Reading text →
== Segment start ==
On Sep 27, 2009, at 12:37 PM, Boris Zbarsky wrote:
On 9/27/09 2:28 AM, Maciej Stachowiak wrote:
This is not an issue for DOM methods. It's an issue for interfaces
such
as HTMLCollection and HTMLFormElement that support indexing by
function
call syntax, for legacy compatibility reasons.
Huh. Gecko hasn't supported this, and we haven't had problems with
it. Is it really for legacy compat reasons, of just because more
than one vendor happens to support it without really knowing why,
like tags() on HTMLCollection? Did Webkit and Opera have particular
compat issues without implementing this stuff?
For what it's worth, I just tested and it looks like Opera and
Webkit support () on HTMLCollection; the former doesn't support it
on the return value of getElementsByTagName while the latter does.
Gecko does not support either. The spec also has the () thing going
on for HTMLFormControlsCollection; again we've never had any serious
compat problems with this in Gecko.
As for HTMLFormElement, while the spec says what it says, it's not
exactly for "compatibility reasons" other than "IE must be willing
to implement this spec and nothing outside this spec", I assume.
Both Opera and Webkit throw in this testcase:
<!DOCTYPE html>
<body>
<form name="foo">
<input name="bar">
<script>try {
alert(document.foo("bar"));
} catch(e) { alert(e); }
</script>
whereas they should return the input, per spec.
I hadn't realizes the spec required this syntax, and I would be
somewhat interested in understanding why it does and whether it's
actually required "for compatibility reasons" (in the sense that a
new UA on the market would have to implement it to be compatible
with existing sites).
== Segment end ==
Data extract →
== Segment start ==
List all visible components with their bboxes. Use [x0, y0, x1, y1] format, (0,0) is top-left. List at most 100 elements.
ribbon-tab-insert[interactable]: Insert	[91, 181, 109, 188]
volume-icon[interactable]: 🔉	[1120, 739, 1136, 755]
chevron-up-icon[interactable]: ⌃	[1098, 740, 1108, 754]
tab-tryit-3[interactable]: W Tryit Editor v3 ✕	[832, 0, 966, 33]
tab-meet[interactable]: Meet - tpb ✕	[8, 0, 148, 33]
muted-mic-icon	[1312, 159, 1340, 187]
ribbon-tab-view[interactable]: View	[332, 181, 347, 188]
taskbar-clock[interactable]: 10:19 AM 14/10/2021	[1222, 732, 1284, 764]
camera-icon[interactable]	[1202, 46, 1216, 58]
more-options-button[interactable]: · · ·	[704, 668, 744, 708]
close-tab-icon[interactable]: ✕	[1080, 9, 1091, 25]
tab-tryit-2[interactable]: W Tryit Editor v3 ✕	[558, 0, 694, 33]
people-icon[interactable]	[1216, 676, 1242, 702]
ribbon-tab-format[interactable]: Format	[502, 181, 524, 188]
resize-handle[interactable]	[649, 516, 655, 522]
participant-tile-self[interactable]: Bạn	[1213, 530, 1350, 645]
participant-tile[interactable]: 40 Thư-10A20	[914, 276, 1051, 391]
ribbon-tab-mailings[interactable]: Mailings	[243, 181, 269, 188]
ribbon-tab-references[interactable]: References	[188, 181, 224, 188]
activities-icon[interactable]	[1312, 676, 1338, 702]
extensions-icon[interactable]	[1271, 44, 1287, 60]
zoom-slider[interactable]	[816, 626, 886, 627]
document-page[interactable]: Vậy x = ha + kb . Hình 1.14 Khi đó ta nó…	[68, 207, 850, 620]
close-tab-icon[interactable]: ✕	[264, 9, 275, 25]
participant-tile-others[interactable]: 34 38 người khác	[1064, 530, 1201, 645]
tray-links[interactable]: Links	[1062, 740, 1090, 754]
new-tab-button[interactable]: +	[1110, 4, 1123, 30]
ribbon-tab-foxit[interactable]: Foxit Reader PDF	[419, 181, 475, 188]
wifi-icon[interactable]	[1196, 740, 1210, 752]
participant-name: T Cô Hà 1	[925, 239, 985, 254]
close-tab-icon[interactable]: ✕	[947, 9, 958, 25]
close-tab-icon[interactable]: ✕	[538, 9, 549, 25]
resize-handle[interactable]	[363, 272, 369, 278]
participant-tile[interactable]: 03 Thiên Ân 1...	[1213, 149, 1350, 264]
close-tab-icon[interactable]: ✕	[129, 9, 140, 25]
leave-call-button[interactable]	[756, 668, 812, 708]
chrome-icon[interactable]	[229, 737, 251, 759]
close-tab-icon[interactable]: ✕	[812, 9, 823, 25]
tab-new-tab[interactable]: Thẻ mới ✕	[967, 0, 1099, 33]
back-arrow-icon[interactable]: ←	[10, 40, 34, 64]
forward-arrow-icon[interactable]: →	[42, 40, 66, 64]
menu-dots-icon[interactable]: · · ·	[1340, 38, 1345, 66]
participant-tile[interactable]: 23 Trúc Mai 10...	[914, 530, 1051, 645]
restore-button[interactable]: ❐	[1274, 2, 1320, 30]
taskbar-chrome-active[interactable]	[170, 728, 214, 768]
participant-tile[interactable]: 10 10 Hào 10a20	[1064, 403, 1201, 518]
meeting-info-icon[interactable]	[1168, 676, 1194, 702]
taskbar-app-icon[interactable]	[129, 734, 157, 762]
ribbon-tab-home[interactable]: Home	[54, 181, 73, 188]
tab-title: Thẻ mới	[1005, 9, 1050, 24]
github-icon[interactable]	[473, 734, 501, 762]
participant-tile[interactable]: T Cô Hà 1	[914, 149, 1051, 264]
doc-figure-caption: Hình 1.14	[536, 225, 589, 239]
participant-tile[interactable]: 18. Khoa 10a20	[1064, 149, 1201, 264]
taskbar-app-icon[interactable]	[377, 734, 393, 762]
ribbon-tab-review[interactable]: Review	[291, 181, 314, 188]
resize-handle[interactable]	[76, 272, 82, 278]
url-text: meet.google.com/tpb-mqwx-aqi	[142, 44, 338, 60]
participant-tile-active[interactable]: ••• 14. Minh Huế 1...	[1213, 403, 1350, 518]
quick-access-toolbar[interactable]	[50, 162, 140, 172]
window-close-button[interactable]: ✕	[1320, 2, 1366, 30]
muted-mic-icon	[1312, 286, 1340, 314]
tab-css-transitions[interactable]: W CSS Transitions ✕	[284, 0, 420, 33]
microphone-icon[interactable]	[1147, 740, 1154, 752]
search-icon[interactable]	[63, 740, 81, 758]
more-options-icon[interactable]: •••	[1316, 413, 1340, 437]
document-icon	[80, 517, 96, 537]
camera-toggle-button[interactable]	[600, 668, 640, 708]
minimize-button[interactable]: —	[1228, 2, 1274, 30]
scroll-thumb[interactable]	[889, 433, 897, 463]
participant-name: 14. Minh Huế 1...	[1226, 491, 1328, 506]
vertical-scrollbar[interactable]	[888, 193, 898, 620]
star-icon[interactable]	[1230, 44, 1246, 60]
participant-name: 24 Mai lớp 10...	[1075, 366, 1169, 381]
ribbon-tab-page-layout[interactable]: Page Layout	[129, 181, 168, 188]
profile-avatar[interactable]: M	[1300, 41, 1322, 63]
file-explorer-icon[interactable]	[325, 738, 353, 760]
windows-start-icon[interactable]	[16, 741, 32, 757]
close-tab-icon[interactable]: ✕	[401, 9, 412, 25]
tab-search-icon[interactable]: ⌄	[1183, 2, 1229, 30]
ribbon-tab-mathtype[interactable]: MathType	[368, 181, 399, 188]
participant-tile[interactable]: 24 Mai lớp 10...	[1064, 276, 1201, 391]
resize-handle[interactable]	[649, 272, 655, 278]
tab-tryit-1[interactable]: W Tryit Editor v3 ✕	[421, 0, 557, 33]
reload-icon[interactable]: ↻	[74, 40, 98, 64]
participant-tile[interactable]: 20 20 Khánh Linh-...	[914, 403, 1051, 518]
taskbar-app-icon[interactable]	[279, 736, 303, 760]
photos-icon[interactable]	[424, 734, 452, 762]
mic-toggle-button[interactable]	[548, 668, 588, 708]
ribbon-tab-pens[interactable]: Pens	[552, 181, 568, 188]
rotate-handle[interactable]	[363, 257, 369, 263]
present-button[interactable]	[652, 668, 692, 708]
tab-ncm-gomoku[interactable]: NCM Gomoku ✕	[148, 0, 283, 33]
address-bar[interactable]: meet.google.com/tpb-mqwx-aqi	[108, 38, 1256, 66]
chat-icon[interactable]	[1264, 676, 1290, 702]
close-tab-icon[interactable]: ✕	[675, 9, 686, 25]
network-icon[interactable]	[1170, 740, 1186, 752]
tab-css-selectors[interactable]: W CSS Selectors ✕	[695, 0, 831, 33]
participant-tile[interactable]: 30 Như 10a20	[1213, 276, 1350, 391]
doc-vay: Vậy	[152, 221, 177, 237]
== Segment end ==
Required work →
A) In the email about HTMLCollection, answer these, one per line:
(i) Which engine supports neither form of the () call syntax?
(ii) Which two browsers throw in the testcase?
(iii) What should the testcase return, per spec?
B) Please output the part of the email about HTMLCollection starting at "For what it's" and ending at "this in Gecko.".

Results in order →
A)
(i) Gecko
(ii) Opera and Webkit
(iii) The input

B)
For what it's worth, I just tested and it looks like Opera and
Webkit support () on HTMLCollection; the former doesn't support it
on the return value of getElementsByTagName while the latter does.
Gecko does not support either. The spec also has the () thing going
on for HTMLFormControlsCollection; again we've never had any serious
compat problems with this in Gecko.